-- RECORDED INFORMATION start --

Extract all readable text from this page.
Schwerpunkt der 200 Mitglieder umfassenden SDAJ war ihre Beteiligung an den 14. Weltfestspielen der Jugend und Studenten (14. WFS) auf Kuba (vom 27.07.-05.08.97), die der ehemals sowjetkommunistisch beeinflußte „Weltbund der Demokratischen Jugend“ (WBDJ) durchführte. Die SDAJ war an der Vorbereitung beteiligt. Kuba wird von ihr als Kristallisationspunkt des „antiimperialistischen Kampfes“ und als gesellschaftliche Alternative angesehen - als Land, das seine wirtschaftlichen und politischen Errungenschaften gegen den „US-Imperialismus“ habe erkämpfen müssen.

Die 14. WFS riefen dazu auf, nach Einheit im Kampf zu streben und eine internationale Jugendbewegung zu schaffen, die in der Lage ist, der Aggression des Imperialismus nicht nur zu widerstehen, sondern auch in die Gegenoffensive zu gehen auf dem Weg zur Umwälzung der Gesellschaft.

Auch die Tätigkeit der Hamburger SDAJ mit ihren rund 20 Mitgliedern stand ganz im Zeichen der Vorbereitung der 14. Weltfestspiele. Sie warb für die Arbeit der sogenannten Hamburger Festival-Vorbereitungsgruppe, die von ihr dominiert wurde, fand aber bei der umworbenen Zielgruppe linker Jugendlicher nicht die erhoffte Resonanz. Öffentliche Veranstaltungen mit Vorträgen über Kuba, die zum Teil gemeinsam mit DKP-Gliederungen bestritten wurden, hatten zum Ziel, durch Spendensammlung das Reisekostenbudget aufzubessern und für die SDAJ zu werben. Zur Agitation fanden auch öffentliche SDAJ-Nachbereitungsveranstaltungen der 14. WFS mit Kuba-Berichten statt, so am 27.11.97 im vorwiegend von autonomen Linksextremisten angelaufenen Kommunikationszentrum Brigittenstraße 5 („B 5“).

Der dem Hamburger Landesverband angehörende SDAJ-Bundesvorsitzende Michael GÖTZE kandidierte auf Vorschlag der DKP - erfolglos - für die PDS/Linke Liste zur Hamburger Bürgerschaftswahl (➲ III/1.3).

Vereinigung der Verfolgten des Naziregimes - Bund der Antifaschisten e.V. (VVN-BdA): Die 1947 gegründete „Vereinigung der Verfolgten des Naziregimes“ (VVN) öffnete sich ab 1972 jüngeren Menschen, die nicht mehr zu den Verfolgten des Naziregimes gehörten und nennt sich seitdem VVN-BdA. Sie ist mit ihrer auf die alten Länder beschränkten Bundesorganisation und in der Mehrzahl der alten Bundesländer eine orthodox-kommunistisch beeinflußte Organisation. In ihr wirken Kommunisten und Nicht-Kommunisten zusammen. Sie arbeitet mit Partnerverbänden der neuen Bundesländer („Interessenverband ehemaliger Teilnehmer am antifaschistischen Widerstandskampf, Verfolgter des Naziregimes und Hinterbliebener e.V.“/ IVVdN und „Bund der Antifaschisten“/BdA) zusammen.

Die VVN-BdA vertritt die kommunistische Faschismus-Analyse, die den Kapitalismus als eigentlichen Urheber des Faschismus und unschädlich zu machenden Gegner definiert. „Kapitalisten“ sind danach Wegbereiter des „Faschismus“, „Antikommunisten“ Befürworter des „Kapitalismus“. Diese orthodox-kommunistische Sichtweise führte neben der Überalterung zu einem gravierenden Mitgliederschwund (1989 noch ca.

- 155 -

-- RECORDED INFORMATION end --

### GIVEN PROBLEM
Select every line in the material above where the string "Kuba" occurs, and copy it.

### FULL SOLUTION
Schwerpunkt der 200 Mitglieder umfassenden SDAJ war ihre Beteiligung an den 14. Weltfestspielen der Jugend und Studenten (14. WFS) auf Kuba (vom 27.07.-05.08.97), die der ehemals sowjetkommunistisch beeinflußte „Weltbund der Demokratischen Jugend“ (WBDJ) durchführte. Die SDAJ war an der Vorbereitung beteiligt. Kuba wird von ihr als Kristallisationspunkt des „antiimperialistischen Kampfes“ und als gesellschaftliche Alternative angesehen - als Land, das seine wirtschaftlichen und politischen Errungenschaften gegen den „US-Imperialismus“ habe erkämpfen müssen.
Auch die Tätigkeit der Hamburger SDAJ mit ihren rund 20 Mitgliedern stand ganz im Zeichen der Vorbereitung der 14. Weltfestspiele. Sie warb für die Arbeit der sogenannten Hamburger Festival-Vorbereitungsgruppe, die von ihr dominiert wurde, fand aber bei der umworbenen Zielgruppe linker Jugendlicher nicht die erhoffte Resonanz. Öffentliche Veranstaltungen mit Vorträgen über Kuba, die zum Teil gemeinsam mit DKP-Gliederungen bestritten wurden, hatten zum Ziel, durch Spendensammlung das Reisekostenbudget aufzubessern und für die SDAJ zu werben. Zur Agitation fanden auch öffentliche SDAJ-Nachbereitungsveranstaltungen der 14. WFS mit Kuba-Berichten statt, so am 27.11.97 im vorwiegend von autonomen Linksextremisten angelaufenen Kommunikationszentrum Brigittenstraße 5 („B 5“).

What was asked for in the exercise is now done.